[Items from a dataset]
◆ ◆ ◆ ◆
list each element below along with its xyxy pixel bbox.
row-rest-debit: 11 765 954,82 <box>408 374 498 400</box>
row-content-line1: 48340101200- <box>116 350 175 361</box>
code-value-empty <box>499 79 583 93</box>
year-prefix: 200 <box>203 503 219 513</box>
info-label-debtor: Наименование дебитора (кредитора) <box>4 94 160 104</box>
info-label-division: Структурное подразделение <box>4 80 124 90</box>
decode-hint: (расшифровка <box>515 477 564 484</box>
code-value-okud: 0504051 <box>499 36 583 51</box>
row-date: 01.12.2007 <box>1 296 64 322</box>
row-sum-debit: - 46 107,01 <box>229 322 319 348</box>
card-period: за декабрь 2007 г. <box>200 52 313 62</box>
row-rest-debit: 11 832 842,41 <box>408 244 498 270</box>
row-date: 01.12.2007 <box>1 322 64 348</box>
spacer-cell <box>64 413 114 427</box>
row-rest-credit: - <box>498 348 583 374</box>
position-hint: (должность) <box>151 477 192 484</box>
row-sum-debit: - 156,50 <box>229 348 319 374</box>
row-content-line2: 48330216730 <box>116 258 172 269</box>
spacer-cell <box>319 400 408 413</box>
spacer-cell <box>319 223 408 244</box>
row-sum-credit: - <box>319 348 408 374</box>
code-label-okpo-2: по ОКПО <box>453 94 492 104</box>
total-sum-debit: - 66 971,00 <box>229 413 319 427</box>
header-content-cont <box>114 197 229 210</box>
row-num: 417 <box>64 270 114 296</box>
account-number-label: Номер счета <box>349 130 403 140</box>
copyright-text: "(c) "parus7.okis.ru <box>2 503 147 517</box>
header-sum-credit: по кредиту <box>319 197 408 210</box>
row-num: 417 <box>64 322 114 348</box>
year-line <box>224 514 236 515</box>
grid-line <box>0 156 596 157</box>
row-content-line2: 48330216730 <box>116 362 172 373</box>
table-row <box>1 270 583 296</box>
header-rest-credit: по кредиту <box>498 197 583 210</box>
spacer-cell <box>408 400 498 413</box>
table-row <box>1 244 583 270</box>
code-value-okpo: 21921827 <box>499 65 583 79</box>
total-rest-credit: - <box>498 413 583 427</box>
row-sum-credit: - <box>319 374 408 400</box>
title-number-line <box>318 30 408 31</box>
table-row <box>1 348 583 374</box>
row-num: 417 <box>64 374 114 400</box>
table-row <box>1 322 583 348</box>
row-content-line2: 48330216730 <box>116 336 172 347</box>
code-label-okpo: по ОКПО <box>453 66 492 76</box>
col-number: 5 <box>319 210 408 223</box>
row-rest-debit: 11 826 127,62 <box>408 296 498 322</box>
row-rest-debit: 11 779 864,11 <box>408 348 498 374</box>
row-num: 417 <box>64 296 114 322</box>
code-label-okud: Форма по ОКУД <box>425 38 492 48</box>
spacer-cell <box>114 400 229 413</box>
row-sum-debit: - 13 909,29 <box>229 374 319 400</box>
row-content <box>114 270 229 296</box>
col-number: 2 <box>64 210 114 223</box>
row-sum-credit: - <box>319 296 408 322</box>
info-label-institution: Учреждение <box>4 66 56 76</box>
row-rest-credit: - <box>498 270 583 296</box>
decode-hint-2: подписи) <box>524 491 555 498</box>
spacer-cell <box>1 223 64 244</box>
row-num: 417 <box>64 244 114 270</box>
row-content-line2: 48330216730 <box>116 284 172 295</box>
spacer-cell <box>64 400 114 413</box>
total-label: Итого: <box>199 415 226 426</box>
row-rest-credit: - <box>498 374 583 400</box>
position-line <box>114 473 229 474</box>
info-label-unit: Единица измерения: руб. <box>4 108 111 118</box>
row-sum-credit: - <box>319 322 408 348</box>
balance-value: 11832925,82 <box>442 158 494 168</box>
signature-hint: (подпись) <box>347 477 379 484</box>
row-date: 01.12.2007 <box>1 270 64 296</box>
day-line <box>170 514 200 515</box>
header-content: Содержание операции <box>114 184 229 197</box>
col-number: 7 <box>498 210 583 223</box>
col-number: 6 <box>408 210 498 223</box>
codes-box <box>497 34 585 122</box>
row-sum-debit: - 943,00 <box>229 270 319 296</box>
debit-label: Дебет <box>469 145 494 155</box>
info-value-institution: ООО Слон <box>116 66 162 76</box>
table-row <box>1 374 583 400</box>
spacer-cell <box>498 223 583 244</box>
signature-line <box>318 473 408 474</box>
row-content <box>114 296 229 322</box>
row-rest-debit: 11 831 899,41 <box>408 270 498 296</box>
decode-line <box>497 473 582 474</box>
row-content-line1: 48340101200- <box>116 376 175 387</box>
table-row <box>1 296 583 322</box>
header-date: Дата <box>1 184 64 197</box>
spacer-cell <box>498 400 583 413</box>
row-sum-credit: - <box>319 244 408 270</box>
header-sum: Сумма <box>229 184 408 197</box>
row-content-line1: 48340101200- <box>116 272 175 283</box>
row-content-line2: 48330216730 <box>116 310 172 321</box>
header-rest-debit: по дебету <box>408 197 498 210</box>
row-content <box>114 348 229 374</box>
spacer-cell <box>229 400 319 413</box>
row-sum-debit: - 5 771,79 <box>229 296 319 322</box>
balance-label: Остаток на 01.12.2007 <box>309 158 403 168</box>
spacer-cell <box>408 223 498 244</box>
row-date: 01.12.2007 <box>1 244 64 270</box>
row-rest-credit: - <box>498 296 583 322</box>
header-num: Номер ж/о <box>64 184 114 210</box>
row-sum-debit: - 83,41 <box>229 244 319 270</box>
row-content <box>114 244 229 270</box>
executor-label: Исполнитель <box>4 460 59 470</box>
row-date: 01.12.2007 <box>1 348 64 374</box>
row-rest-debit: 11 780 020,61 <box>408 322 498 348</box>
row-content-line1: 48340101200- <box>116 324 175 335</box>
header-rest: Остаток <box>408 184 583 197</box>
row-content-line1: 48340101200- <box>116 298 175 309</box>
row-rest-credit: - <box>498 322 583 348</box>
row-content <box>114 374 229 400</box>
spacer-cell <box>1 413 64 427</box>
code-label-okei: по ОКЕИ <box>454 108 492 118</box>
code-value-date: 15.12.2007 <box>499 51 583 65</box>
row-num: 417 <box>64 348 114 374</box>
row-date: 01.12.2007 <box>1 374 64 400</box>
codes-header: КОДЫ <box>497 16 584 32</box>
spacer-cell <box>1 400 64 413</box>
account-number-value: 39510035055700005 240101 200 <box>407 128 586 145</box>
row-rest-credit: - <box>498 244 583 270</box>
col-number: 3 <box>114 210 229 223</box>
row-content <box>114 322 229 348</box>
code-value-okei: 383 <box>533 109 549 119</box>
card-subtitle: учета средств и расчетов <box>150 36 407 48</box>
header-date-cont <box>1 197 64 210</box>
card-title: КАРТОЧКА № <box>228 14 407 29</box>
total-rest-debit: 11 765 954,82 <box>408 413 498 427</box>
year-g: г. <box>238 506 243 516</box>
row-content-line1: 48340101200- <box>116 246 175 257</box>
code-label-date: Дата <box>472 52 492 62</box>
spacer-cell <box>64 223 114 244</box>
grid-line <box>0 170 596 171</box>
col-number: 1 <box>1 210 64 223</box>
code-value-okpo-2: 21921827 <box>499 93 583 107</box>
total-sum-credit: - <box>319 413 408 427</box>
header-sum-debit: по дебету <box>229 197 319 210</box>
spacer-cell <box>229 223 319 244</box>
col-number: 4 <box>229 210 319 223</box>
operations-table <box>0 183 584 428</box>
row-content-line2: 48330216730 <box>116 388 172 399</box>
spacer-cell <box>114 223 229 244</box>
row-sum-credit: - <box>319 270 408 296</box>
◆ ◆ ◆ ◆
● EXERCISE INSTRUCTIONS
Turn all the rows above into a Markdown table with two columns, Number and Entry, giving each row its number and its text and leaving out any blank lines.

● RESULT OF THIS EXERCISE
| Number | Entry |
|---|---|
| 1 | list each element below along with its xyxy pixel bbox. |
| 2 | row-rest-debit: 11 765 954,82 <box>408 374 498 400</box> |
| 3 | row-content-line1: 48340101200- <box>116 350 175 361</box> |
| 4 | code-value-empty <box>499 79 583 93</box> |
| 5 | year-prefix: 200 <box>203 503 219 513</box> |
| 6 | info-label-debtor: Наименование дебитора (кредитора) <box>4 94 160 104</box> |
| 7 | info-label-division: Структурное подразделение <box>4 80 124 90</box> |
| 8 | decode-hint: (расшифровка <box>515 477 564 484</box> |
| 9 | code-value-okud: 0504051 <box>499 36 583 51</box> |
| 10 | row-date: 01.12.2007 <box>1 296 64 322</box> |
| 11 | row-sum-debit: - 46 107,01 <box>229 322 319 348</box> |
| 12 | card-period: за декабрь 2007 г. <box>200 52 313 62</box> |
| 13 | row-rest-debit: 11 832 842,41 <box>408 244 498 270</box> |
| 14 | row-date: 01.12.2007 <box>1 322 64 348</box> |
| 15 | spacer-cell <box>64 413 114 427</box> |
| 16 | row-rest-credit: - <box>498 348 583 374</box> |
| 17 | position-hint: (должность) <box>151 477 192 484</box> |
| 18 | row-sum-debit: - 156,50 <box>229 348 319 374</box> |
| 19 | row-content-line2: 48330216730 <box>116 258 172 269</box> |
| 20 | spacer-cell <box>319 400 408 413</box> |
| 21 | spacer-cell <box>319 223 408 244</box> |
| 22 | row-sum-credit: - <box>319 348 408 374</box> |
| 23 | code-label-okpo-2: по ОКПО <box>453 94 492 104</box> |
| 24 | total-sum-debit: - 66 971,00 <box>229 413 319 427</box> |
| 25 | header-content-cont <box>114 197 229 210</box> |
| 26 | row-num: 417 <box>64 270 114 296</box> |
| 27 | account-number-label: Номер счета <box>349 130 403 140</box> |
| 28 | copyright-text: "(c) "parus7.okis.ru <box>2 503 147 517</box> |
| 29 | header-sum-credit: по кредиту <box>319 197 408 210</box> |
| 30 | row-num: 417 <box>64 322 114 348</box> |
| 31 | year-line <box>224 514 236 515</box> |
| 32 | grid-line <box>0 156 596 157</box> |
| 33 | row-content-line2: 48330216730 <box>116 362 172 373</box> |
| 34 | table-row <box>1 270 583 296</box> |
| 35 | header-rest-credit: по кредиту <box>498 197 583 210</box> |
| 36 | spacer-cell <box>408 400 498 413</box> |
| 37 | table-row <box>1 244 583 270</box> |
| 38 | code-value-okpo: 21921827 <box>499 65 583 79</box> |
| 39 | total-rest-credit: - <box>498 413 583 427</box> |
| 40 | row-sum-credit: - <box>319 374 408 400</box> |
| 41 | title-number-line <box>318 30 408 31</box> |
| 42 | table-row <box>1 348 583 374</box> |
| 43 | row-num: 417 <box>64 374 114 400</box> |
| 44 | table-row <box>1 322 583 348</box> |
| 45 | row-content-line2: 48330216730 <box>116 336 172 347</box> |
| 46 | code-label-okpo: по ОКПО <box>453 66 492 76</box> |
| 47 | col-number: 5 <box>319 210 408 223</box> |
| 48 | row-rest-debit: 11 826 127,62 <box>408 296 498 322</box> |
| 49 | row-rest-debit: 11 779 864,11 <box>408 348 498 374</box> |
| 50 | row-num: 417 <box>64 296 114 322</box> |
| 51 | code-label-okud: Форма по ОКУД <box>425 38 492 48</box> |
| 52 | spacer-cell <box>114 400 229 413</box> |
| 53 | row-sum-debit: - 13 909,29 <box>229 374 319 400</box> |
| 54 | row-content <box>114 270 229 296</box> |
| 55 | col-number: 2 <box>64 210 114 223</box> |
| 56 | row-sum-credit: - <box>319 296 408 322</box> |
| 57 | info-label-institution: Учреждение <box>4 66 56 76</box> |
| 58 | row-rest-credit: - <box>498 270 583 296</box> |
| 59 | decode-hint-2: подписи) <box>524 491 555 498</box> |
| 60 | spacer-cell <box>1 223 64 244</box> |
| 61 | row-num: 417 <box>64 244 114 270</box> |
| 62 | row-content-line2: 48330216730 <box>116 284 172 295</box> |
| 63 | spacer-cell <box>64 400 114 413</box> |
| 64 | total-label: Итого: <box>199 415 226 426</box> |
| 65 | row-rest-credit: - <box>498 374 583 400</box> |
| 66 | position-line <box>114 473 229 474</box> |
| 67 | info-label-unit: Единица измерения: руб. <box>4 108 111 118</box> |
| 68 | row-sum-credit: - <box>319 322 408 348</box> |
| 69 | balance-value: 11832925,82 <box>442 158 494 168</box> |
| 70 | signature-hint: (подпись) <box>347 477 379 484</box> |
| 71 | row-date: 01.12.2007 <box>1 270 64 296</box> |
| 72 | day-line <box>170 514 200 515</box> |
| 73 | header-content: Содержание операции <box>114 184 229 197</box> |
| 74 | col-number: 7 <box>498 210 583 223</box> |
| 75 | col-number: 6 <box>408 210 498 223</box> |
| 76 | codes-box <box>497 34 585 122</box> |
| 77 | row-sum-debit: - 943,00 <box>229 270 319 296</box> |
| 78 | debit-label: Дебет <box>469 145 494 155</box> |
| 79 | info-value-institution: ООО Слон <box>116 66 162 76</box> |
| 80 | table-row <box>1 374 583 400</box> |
| 81 | spacer-cell <box>498 223 583 244</box> |
| 82 | signature-line <box>318 473 408 474</box> |
| 83 | row-content <box>114 296 229 322</box> |
| 84 | row-rest-debit: 11 831 899,41 <box>408 270 498 296</box> |
| 85 | decode-line <box>497 473 582 474</box> |
| 86 | row-content-line1: 48340101200- <box>116 376 175 387</box> |
| 87 | table-row <box>1 296 583 322</box> |
| 88 | header-date: Дата <box>1 184 64 197</box> |
| 89 | spacer-cell <box>498 400 583 413</box> |
| 90 | row-sum-credit: - <box>319 244 408 270</box> |
| 91 | header-sum: Сумма <box>229 184 408 197</box> |
| 92 | row-content-line1: 48340101200- <box>116 272 175 283</box> |
| 93 | row-content-line2: 48330216730 <box>116 310 172 321</box> |
| 94 | header-rest-debit: по дебету <box>408 197 498 210</box> |
| 95 | row-content <box>114 348 229 374</box> |
| 96 | spacer-cell <box>229 400 319 413</box> |
| 97 | row-sum-debit: - 5 771,79 <box>229 296 319 322</box> |
| 98 | balance-label: Остаток на 01.12.2007 <box>309 158 403 168</box> |
| 99 | spacer-cell <box>408 223 498 244</box> |
| 100 | row-date: 01.12.2007 <box>1 244 64 270</box> |
| 101 | row-rest-credit: - <box>498 296 583 322</box> |
| 102 | header-num: Номер ж/о <box>64 184 114 210</box> |
| 103 | row-sum-debit: - 83,41 <box>229 244 319 270</box> |
| 104 | row-content <box>114 244 229 270</box> |
| 105 | executor-label: Исполнитель <box>4 460 59 470</box> |
| 106 | row-date: 01.12.2007 <box>1 348 64 374</box> |
| 107 | row-rest-debit: 11 780 020,61 <box>408 322 498 348</box> |
| 108 | row-content-line1: 48340101200- <box>116 324 175 335</box> |
| 109 | header-rest: Остаток <box>408 184 583 197</box> |
| 110 | row-content-line1: 48340101200- <box>116 298 175 309</box> |
| 111 | row-rest-credit: - <box>498 322 583 348</box> |
| 112 | row-content <box>114 374 229 400</box> |
| 113 | spacer-cell <box>1 413 64 427</box> |
| 114 | code-label-okei: по ОКЕИ <box>454 108 492 118</box> |
| 115 | code-value-date: 15.12.2007 <box>499 51 583 65</box> |
| 116 | row-num: 417 <box>64 348 114 374</box> |
| 117 | row-date: 01.12.2007 <box>1 374 64 400</box> |
| 118 | codes-header: КОДЫ <box>497 16 584 32</box> |
| 119 | spacer-cell <box>1 400 64 413</box> |
| 120 | account-number-value: 39510035055700005 240101 200 <box>407 128 586 145</box> |
| 121 | row-rest-credit: - <box>498 244 583 270</box> |
| 122 | col-number: 3 <box>114 210 229 223</box> |
| 123 | row-content <box>114 322 229 348</box> |
| 124 | code-value-okei: 383 <box>533 109 549 119</box> |
| 125 | card-subtitle: учета средств и расчетов <box>150 36 407 48</box> |
| 126 | header-date-cont <box>1 197 64 210</box> |
| 127 | card-title: КАРТОЧКА № <box>228 14 407 29</box> |
| 128 | total-rest-debit: 11 765 954,82 <box>408 413 498 427</box> |
| 129 | year-g: г. <box>238 506 243 516</box> |
| 130 | row-content-line1: 48340101200- <box>116 246 175 257</box> |
| 131 | code-label-date: Дата <box>472 52 492 62</box> |
| 132 | spacer-cell <box>64 223 114 244</box> |
| 133 | grid-line <box>0 170 596 171</box> |
| 134 | col-number: 1 <box>1 210 64 223</box> |
| 135 | code-value-okpo-2: 21921827 <box>499 93 583 107</box> |
| 136 | total-sum-credit: - <box>319 413 408 427</box> |
| 137 | header-sum-debit: по дебету <box>229 197 319 210</box> |
| 138 | spacer-cell <box>229 223 319 244</box> |
| 139 | col-number: 4 <box>229 210 319 223</box> |
| 140 | operations-table <box>0 183 584 428</box> |
| 141 | row-content-line2: 48330216730 <box>116 388 172 399</box> |
| 142 | spacer-cell <box>114 223 229 244</box> |
| 143 | row-sum-credit: - <box>319 270 408 296</box> |